§ AIM
Could you rewrite everything from the line containing "list-item: ◦ Developed" down to the line containing "person-dates: (1822– 1895).: [242, 158, 335, 178]" in the entries below, replacing "ring-bullet-icon" with "bullet-marker" and leaving all else unchanged?

-- LISTED RECORDS start --

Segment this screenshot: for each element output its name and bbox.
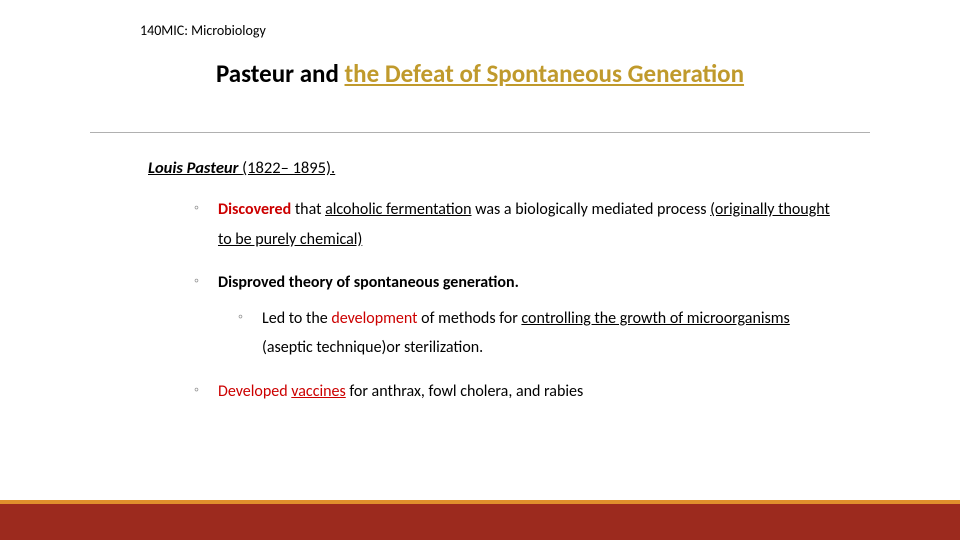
list-item: ◦ Developed vaccines for anthrax, fowl c…: [194, 377, 834, 407]
text: for anthrax, fowl cholera, and rabies: [346, 382, 584, 401]
divider: [90, 132, 870, 133]
text-underline: vaccines: [291, 382, 345, 401]
text-underline: controlling the growth of microorganisms: [521, 309, 789, 328]
slide-title: Pasteur and the Defeat of Spontaneous Ge…: [0, 58, 960, 89]
person-heading: Louis Pasteur (1822– 1895).: [148, 158, 335, 178]
list-item: ◦ Discovered that alcoholic fermentation…: [194, 195, 834, 254]
ring-bullet-icon: ◦: [194, 377, 199, 403]
person-dates: (1822– 1895).: [242, 158, 335, 178]
ring-bullet-icon: ◦: [238, 304, 243, 330]
title-prefix: Pasteur and: [216, 58, 345, 89]
footer-bar: [0, 500, 960, 540]
ring-bullet-icon: ◦: [194, 195, 199, 221]
text: that: [291, 200, 325, 219]
emph-red: Developed: [218, 382, 291, 401]
text: of methods for: [418, 309, 522, 328]
emph-red: development: [331, 309, 417, 328]
course-header: 140MIC: Microbiology: [140, 22, 266, 39]
title-accent: the Defeat of Spontaneous Generation: [345, 58, 745, 89]
bullet-list: ◦ Discovered that alcoholic fermentation…: [194, 195, 834, 421]
text-underline: alcoholic fermentation: [325, 200, 471, 219]
person-name: Louis Pasteur: [148, 158, 242, 178]
text: (aseptic technique)or sterilization.: [262, 338, 483, 357]
emph-red: Discovered: [218, 200, 291, 219]
list-subitem: ◦ Led to the development of methods for …: [238, 304, 834, 363]
ring-bullet-icon: ◦: [194, 268, 199, 294]
list-item: ◦ Disproved theory of spontaneous genera…: [194, 268, 834, 363]
text-bold: Disproved theory of spontaneous generati…: [218, 273, 519, 292]
text: Led to the: [262, 309, 331, 328]
text: was a biologically mediated process: [472, 200, 711, 219]
footer-main: [0, 504, 960, 540]
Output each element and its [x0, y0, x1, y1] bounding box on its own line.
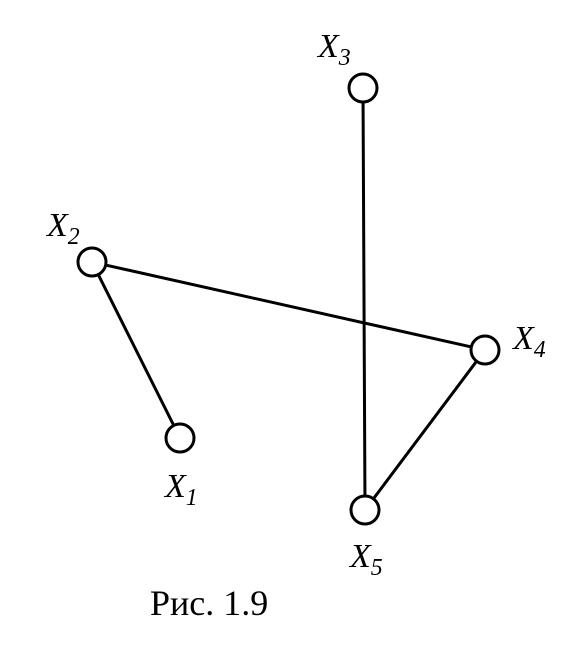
- edge-x1-x2: [98, 275, 173, 426]
- node-label-x4: X4: [513, 320, 546, 364]
- node-label-x5: X5: [350, 538, 383, 582]
- node-x3: [349, 74, 377, 102]
- node-x4: [471, 336, 499, 364]
- graph-canvas: [0, 0, 588, 652]
- node-x2: [78, 248, 106, 276]
- node-label-x2: X2: [47, 207, 80, 251]
- edge-x3-x5: [363, 102, 365, 496]
- graph-figure: X1 X2 X3 X4 X5 Рис. 1.9: [0, 0, 588, 652]
- node-label-x1: X1: [165, 468, 198, 512]
- edge-x4-x5: [373, 361, 476, 499]
- node-x5: [351, 496, 379, 524]
- node-x1: [166, 424, 194, 452]
- figure-caption: Рис. 1.9: [150, 582, 268, 624]
- edge-x2-x4: [106, 265, 472, 347]
- node-label-x3: X3: [318, 28, 351, 72]
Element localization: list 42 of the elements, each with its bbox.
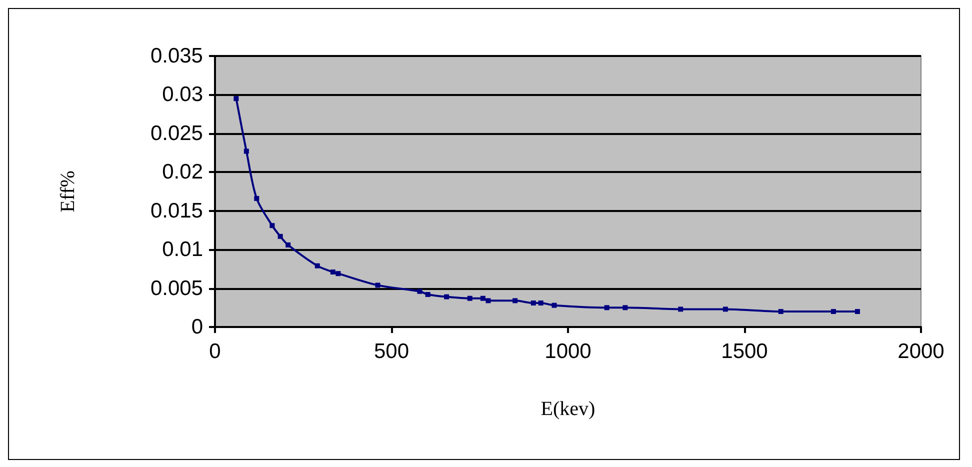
y-tick-label: 0.01 bbox=[162, 238, 203, 262]
point bbox=[336, 271, 341, 276]
point bbox=[425, 292, 430, 297]
point bbox=[278, 234, 283, 239]
point bbox=[375, 282, 380, 288]
point bbox=[622, 305, 628, 310]
y-tick-label: 0.03 bbox=[162, 83, 203, 106]
point bbox=[552, 302, 557, 308]
point bbox=[538, 300, 544, 306]
point bbox=[234, 96, 239, 102]
point bbox=[678, 306, 684, 312]
point bbox=[830, 309, 836, 314]
point bbox=[417, 288, 422, 294]
y-tick-label: 0.035 bbox=[150, 44, 203, 68]
x-tick-label: 1000 bbox=[544, 340, 592, 363]
y-tick-label: 0.005 bbox=[150, 276, 203, 300]
point bbox=[854, 309, 860, 314]
x-tick-label: 0 bbox=[209, 340, 221, 363]
point bbox=[467, 296, 472, 301]
point bbox=[530, 300, 536, 306]
point bbox=[286, 242, 291, 248]
y-tick-label: 0.015 bbox=[150, 199, 203, 222]
x-tick-label: 500 bbox=[374, 340, 410, 363]
x-tick-label: 2000 bbox=[898, 340, 944, 363]
y-tick-label: 0 bbox=[191, 316, 203, 338]
y-tick-label: 0.02 bbox=[162, 160, 203, 184]
point bbox=[444, 294, 450, 300]
point bbox=[486, 298, 491, 304]
y-axis-title: Eff% bbox=[57, 170, 79, 212]
point bbox=[270, 223, 275, 228]
point bbox=[480, 296, 486, 301]
point bbox=[778, 309, 784, 314]
x-tick-label: 1500 bbox=[721, 340, 768, 363]
point bbox=[314, 263, 320, 268]
point bbox=[512, 298, 518, 304]
point bbox=[722, 306, 728, 312]
y-tick-label: 0.025 bbox=[150, 122, 203, 145]
point bbox=[254, 196, 260, 201]
point bbox=[244, 148, 249, 154]
point bbox=[330, 270, 336, 275]
x-axis-title: E(kev) bbox=[540, 398, 596, 420]
point bbox=[604, 305, 610, 310]
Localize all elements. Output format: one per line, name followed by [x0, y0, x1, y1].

-- LISTED RECORDS end --

§ EXERCISE OUTPUT
list-item: ◦ Developed vaccines for anthrax, fowl c…: [194, 377, 834, 407]
text: for anthrax, fowl cholera, and rabies: [346, 382, 584, 401]
divider: [90, 132, 870, 133]
text-underline: vaccines: [291, 382, 345, 401]
text-underline: controlling the growth of microorganisms: [521, 309, 789, 328]
slide-title: Pasteur and the Defeat of Spontaneous Ge…: [0, 58, 960, 89]
person-heading: Louis Pasteur (1822– 1895).: [148, 158, 335, 178]
list-item: ◦ Discovered that alcoholic fermentation…: [194, 195, 834, 254]
bullet-marker: ◦: [194, 377, 199, 403]
person-dates: (1822– 1895).: [242, 158, 335, 178]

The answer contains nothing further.